(Extracted records)

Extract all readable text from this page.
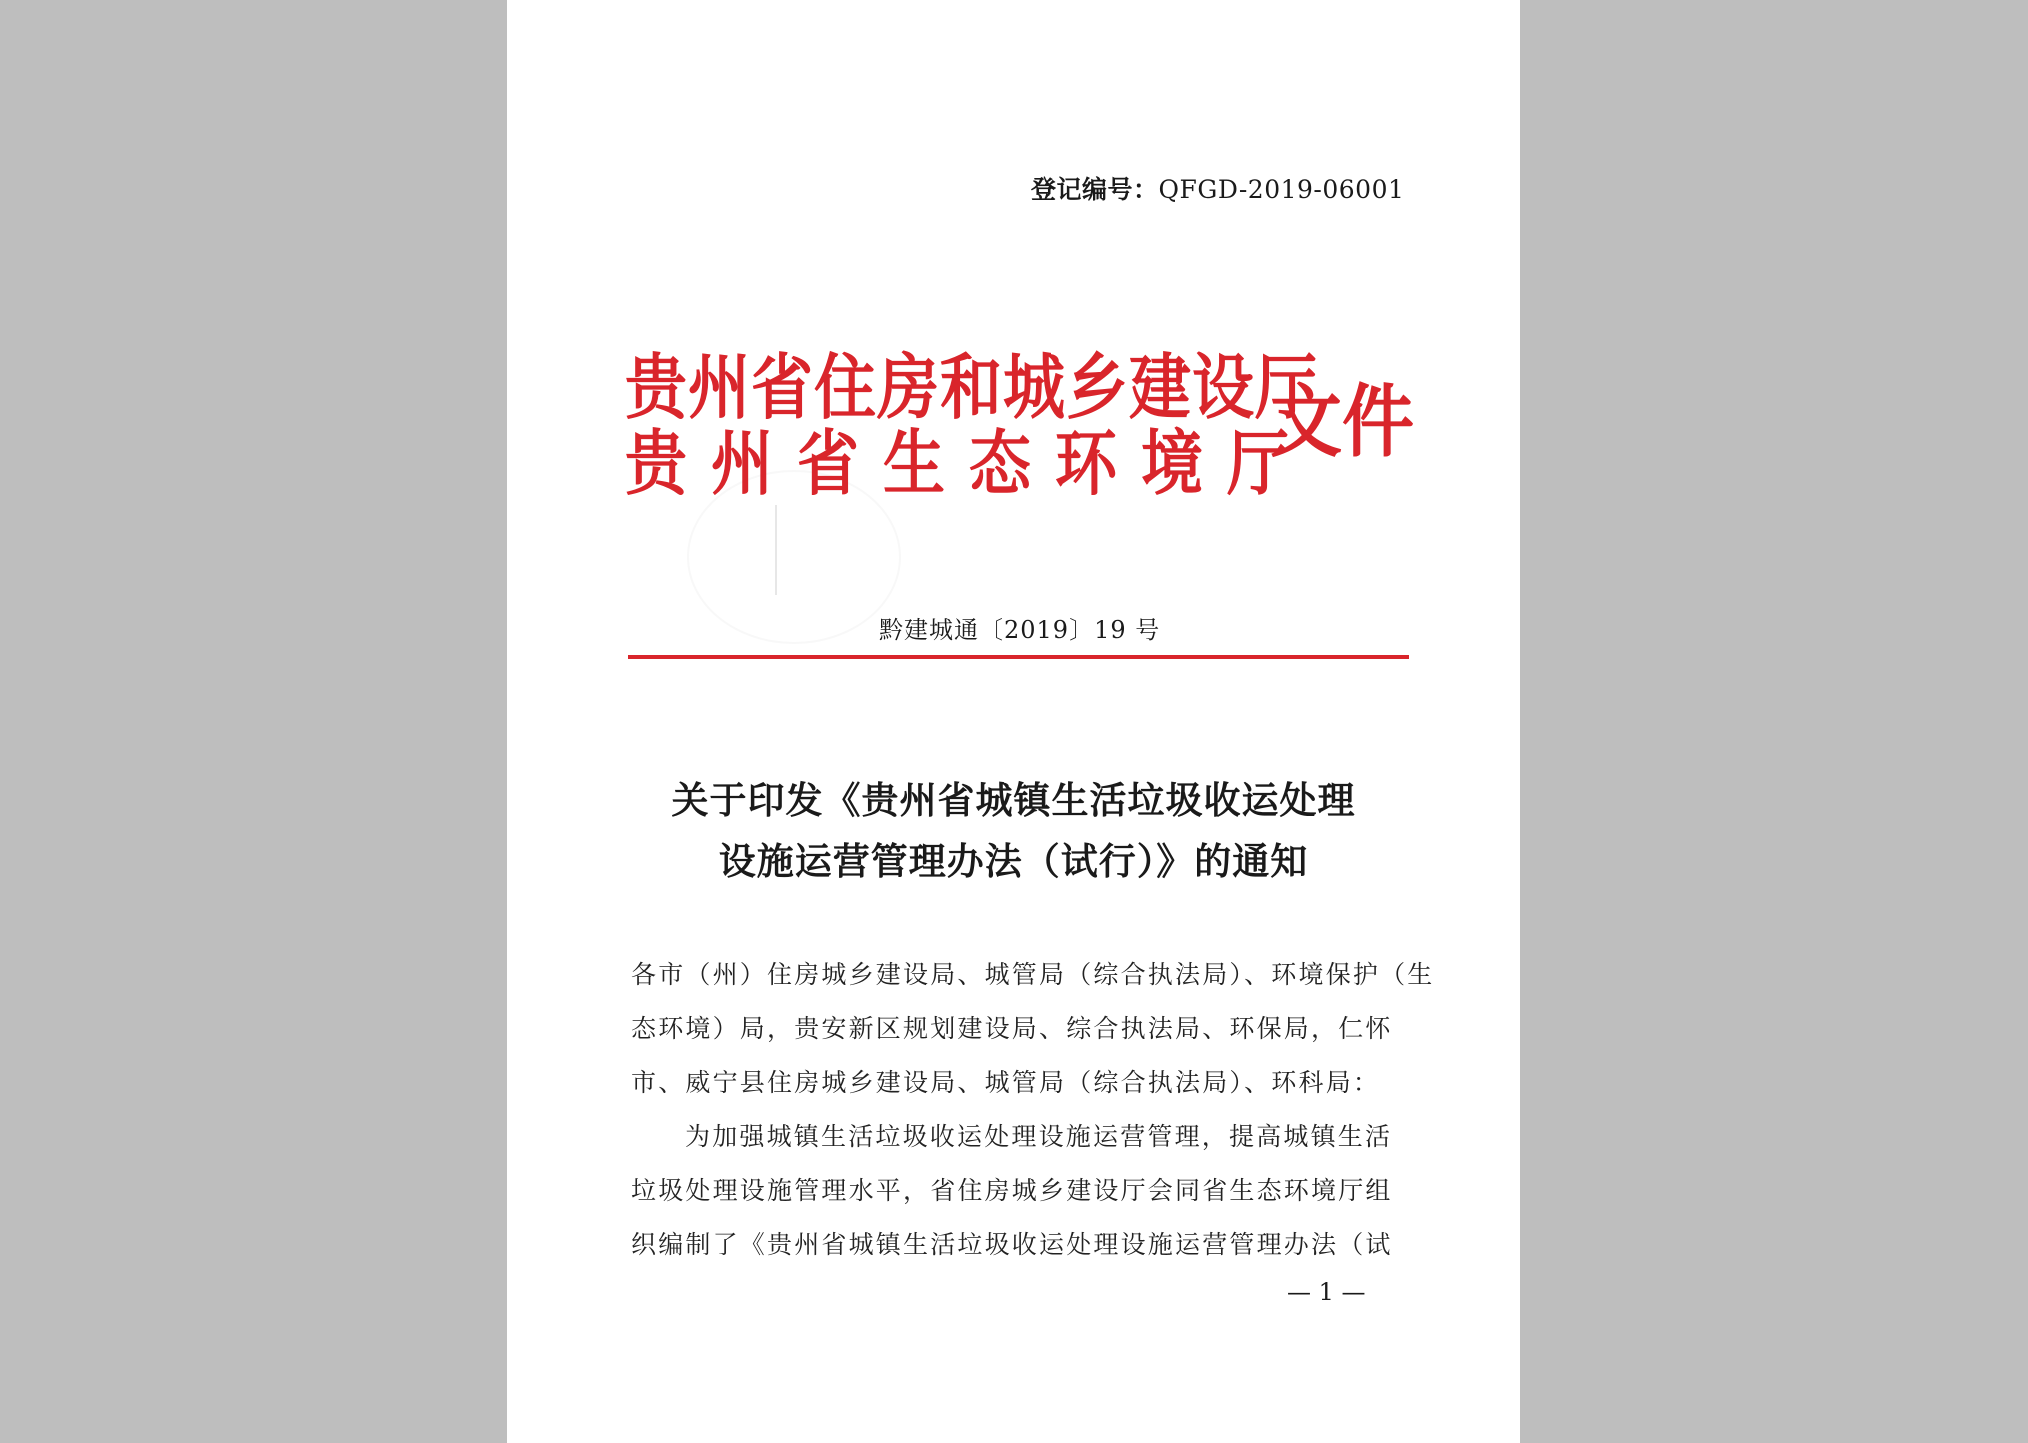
登记编号：QFGD-2019-06001
贵州省住房和城乡建设厅
贵州省生态环境厅
文件
黔建城通〔2019〕19 号
关于印发《贵州省城镇生活垃圾收运处理
设施运营管理办法（试行）》的通知
各市（州）住房城乡建设局、城管局（综合执法局）、环境保护（生
态环境）局，贵安新区规划建设局、综合执法局、环保局，仁怀
市、威宁县住房城乡建设局、城管局（综合执法局）、环科局：
为加强城镇生活垃圾收运处理设施运营管理，提高城镇生活
垃圾处理设施管理水平，省住房城乡建设厅会同省生态环境厅组
织编制了《贵州省城镇生活垃圾收运处理设施运营管理办法（试
— 1 —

▶ PROBLEM TO SOLVE
Copy every record character for character. Skip the pictures.

▶ WORKED SOLUTION
Extract all readable text from this page.
登记编号：QFGD-2019-06001
贵州省住房和城乡建设厅
贵州省生态环境厅
文件
黔建城通〔2019〕19 号
关于印发《贵州省城镇生活垃圾收运处理
设施运营管理办法（试行）》的通知
各市（州）住房城乡建设局、城管局（综合执法局）、环境保护（生
态环境）局，贵安新区规划建设局、综合执法局、环保局，仁怀
市、威宁县住房城乡建设局、城管局（综合执法局）、环科局：
为加强城镇生活垃圾收运处理设施运营管理，提高城镇生活
垃圾处理设施管理水平，省住房城乡建设厅会同省生态环境厅组
织编制了《贵州省城镇生活垃圾收运处理设施运营管理办法（试
— 1 —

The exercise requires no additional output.